:: Given entries

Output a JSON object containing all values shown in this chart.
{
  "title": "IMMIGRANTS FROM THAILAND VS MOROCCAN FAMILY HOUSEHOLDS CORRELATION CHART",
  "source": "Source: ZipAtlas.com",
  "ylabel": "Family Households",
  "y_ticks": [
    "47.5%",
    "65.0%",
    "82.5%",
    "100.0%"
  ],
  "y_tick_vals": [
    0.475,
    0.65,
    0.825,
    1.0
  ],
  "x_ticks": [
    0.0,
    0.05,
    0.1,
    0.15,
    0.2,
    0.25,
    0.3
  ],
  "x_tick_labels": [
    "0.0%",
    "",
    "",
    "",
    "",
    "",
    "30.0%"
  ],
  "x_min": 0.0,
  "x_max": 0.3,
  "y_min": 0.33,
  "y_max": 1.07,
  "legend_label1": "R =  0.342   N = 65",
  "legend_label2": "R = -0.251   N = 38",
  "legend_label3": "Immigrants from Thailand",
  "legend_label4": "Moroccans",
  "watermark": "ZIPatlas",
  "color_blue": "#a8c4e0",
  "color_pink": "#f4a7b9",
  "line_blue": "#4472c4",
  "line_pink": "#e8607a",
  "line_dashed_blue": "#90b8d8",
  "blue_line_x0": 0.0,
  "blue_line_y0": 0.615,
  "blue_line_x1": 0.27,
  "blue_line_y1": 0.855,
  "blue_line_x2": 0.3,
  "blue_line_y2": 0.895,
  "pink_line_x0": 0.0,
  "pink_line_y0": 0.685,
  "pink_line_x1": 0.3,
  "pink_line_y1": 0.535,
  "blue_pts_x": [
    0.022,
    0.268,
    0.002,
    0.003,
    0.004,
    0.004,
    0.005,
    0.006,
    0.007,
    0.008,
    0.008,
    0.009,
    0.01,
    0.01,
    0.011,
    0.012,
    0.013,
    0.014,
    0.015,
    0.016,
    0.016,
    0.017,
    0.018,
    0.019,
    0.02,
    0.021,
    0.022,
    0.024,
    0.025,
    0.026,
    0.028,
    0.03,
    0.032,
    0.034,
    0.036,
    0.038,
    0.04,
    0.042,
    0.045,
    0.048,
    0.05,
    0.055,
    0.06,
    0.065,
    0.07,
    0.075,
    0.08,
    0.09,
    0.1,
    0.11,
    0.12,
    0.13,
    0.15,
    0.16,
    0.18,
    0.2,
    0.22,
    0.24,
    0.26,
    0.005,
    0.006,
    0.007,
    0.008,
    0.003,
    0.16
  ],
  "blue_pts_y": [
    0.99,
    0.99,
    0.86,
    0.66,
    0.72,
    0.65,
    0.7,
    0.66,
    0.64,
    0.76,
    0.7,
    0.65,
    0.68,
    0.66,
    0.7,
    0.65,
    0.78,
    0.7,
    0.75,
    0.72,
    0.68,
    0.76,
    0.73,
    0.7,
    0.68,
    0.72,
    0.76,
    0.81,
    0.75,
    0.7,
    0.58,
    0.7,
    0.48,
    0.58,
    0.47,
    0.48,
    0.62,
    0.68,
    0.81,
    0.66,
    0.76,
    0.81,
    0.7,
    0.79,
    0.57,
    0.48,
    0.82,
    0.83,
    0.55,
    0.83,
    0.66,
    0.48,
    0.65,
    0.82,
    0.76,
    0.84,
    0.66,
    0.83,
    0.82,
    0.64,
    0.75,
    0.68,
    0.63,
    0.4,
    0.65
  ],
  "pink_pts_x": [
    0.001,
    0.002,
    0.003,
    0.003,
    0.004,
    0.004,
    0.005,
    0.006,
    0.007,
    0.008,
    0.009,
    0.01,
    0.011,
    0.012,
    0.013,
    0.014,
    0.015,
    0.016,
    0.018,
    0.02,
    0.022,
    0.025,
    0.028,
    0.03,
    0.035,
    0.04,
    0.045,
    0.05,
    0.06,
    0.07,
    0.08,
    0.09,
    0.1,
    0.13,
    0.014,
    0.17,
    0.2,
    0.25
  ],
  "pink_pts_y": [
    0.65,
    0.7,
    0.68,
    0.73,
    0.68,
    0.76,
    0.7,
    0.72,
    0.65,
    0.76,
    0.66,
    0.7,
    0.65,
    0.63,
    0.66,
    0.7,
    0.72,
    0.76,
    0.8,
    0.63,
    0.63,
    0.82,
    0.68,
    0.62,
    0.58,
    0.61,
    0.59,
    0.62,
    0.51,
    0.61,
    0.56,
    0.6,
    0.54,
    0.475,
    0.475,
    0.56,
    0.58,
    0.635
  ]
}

::::

=== Exercise requirements ===
Repeat the listing above without any change.

=== Task response ===
Output a JSON object containing all values shown in this chart.
{
  "title": "IMMIGRANTS FROM THAILAND VS MOROCCAN FAMILY HOUSEHOLDS CORRELATION CHART",
  "source": "Source: ZipAtlas.com",
  "ylabel": "Family Households",
  "y_ticks": [
    "47.5%",
    "65.0%",
    "82.5%",
    "100.0%"
  ],
  "y_tick_vals": [
    0.475,
    0.65,
    0.825,
    1.0
  ],
  "x_ticks": [
    0.0,
    0.05,
    0.1,
    0.15,
    0.2,
    0.25,
    0.3
  ],
  "x_tick_labels": [
    "0.0%",
    "",
    "",
    "",
    "",
    "",
    "30.0%"
  ],
  "x_min": 0.0,
  "x_max": 0.3,
  "y_min": 0.33,
  "y_max": 1.07,
  "legend_label1": "R =  0.342   N = 65",
  "legend_label2": "R = -0.251   N = 38",
  "legend_label3": "Immigrants from Thailand",
  "legend_label4": "Moroccans",
  "watermark": "ZIPatlas",
  "color_blue": "#a8c4e0",
  "color_pink": "#f4a7b9",
  "line_blue": "#4472c4",
  "line_pink": "#e8607a",
  "line_dashed_blue": "#90b8d8",
  "blue_line_x0": 0.0,
  "blue_line_y0": 0.615,
  "blue_line_x1": 0.27,
  "blue_line_y1": 0.855,
  "blue_line_x2": 0.3,
  "blue_line_y2": 0.895,
  "pink_line_x0": 0.0,
  "pink_line_y0": 0.685,
  "pink_line_x1": 0.3,
  "pink_line_y1": 0.535,
  "blue_pts_x": [
    0.022,
    0.268,
    0.002,
    0.003,
    0.004,
    0.004,
    0.005,
    0.006,
    0.007,
    0.008,
    0.008,
    0.009,
    0.01,
    0.01,
    0.011,
    0.012,
    0.013,
    0.014,
    0.015,
    0.016,
    0.016,
    0.017,
    0.018,
    0.019,
    0.02,
    0.021,
    0.022,
    0.024,
    0.025,
    0.026,
    0.028,
    0.03,
    0.032,
    0.034,
    0.036,
    0.038,
    0.04,
    0.042,
    0.045,
    0.048,
    0.05,
    0.055,
    0.06,
    0.065,
    0.07,
    0.075,
    0.08,
    0.09,
    0.1,
    0.11,
    0.12,
    0.13,
    0.15,
    0.16,
    0.18,
    0.2,
    0.22,
    0.24,
    0.26,
    0.005,
    0.006,
    0.007,
    0.008,
    0.003,
    0.16
  ],
  "blue_pts_y": [
    0.99,
    0.99,
    0.86,
    0.66,
    0.72,
    0.65,
    0.7,
    0.66,
    0.64,
    0.76,
    0.7,
    0.65,
    0.68,
    0.66,
    0.7,
    0.65,
    0.78,
    0.7,
    0.75,
    0.72,
    0.68,
    0.76,
    0.73,
    0.7,
    0.68,
    0.72,
    0.76,
    0.81,
    0.75,
    0.7,
    0.58,
    0.7,
    0.48,
    0.58,
    0.47,
    0.48,
    0.62,
    0.68,
    0.81,
    0.66,
    0.76,
    0.81,
    0.7,
    0.79,
    0.57,
    0.48,
    0.82,
    0.83,
    0.55,
    0.83,
    0.66,
    0.48,
    0.65,
    0.82,
    0.76,
    0.84,
    0.66,
    0.83,
    0.82,
    0.64,
    0.75,
    0.68,
    0.63,
    0.4,
    0.65
  ],
  "pink_pts_x": [
    0.001,
    0.002,
    0.003,
    0.003,
    0.004,
    0.004,
    0.005,
    0.006,
    0.007,
    0.008,
    0.009,
    0.01,
    0.011,
    0.012,
    0.013,
    0.014,
    0.015,
    0.016,
    0.018,
    0.02,
    0.022,
    0.025,
    0.028,
    0.03,
    0.035,
    0.04,
    0.045,
    0.05,
    0.06,
    0.07,
    0.08,
    0.09,
    0.1,
    0.13,
    0.014,
    0.17,
    0.2,
    0.25
  ],
  "pink_pts_y": [
    0.65,
    0.7,
    0.68,
    0.73,
    0.68,
    0.76,
    0.7,
    0.72,
    0.65,
    0.76,
    0.66,
    0.7,
    0.65,
    0.63,
    0.66,
    0.7,
    0.72,
    0.76,
    0.8,
    0.63,
    0.63,
    0.82,
    0.68,
    0.62,
    0.58,
    0.61,
    0.59,
    0.62,
    0.51,
    0.61,
    0.56,
    0.6,
    0.54,
    0.475,
    0.475,
    0.56,
    0.58,
    0.635
  ]
}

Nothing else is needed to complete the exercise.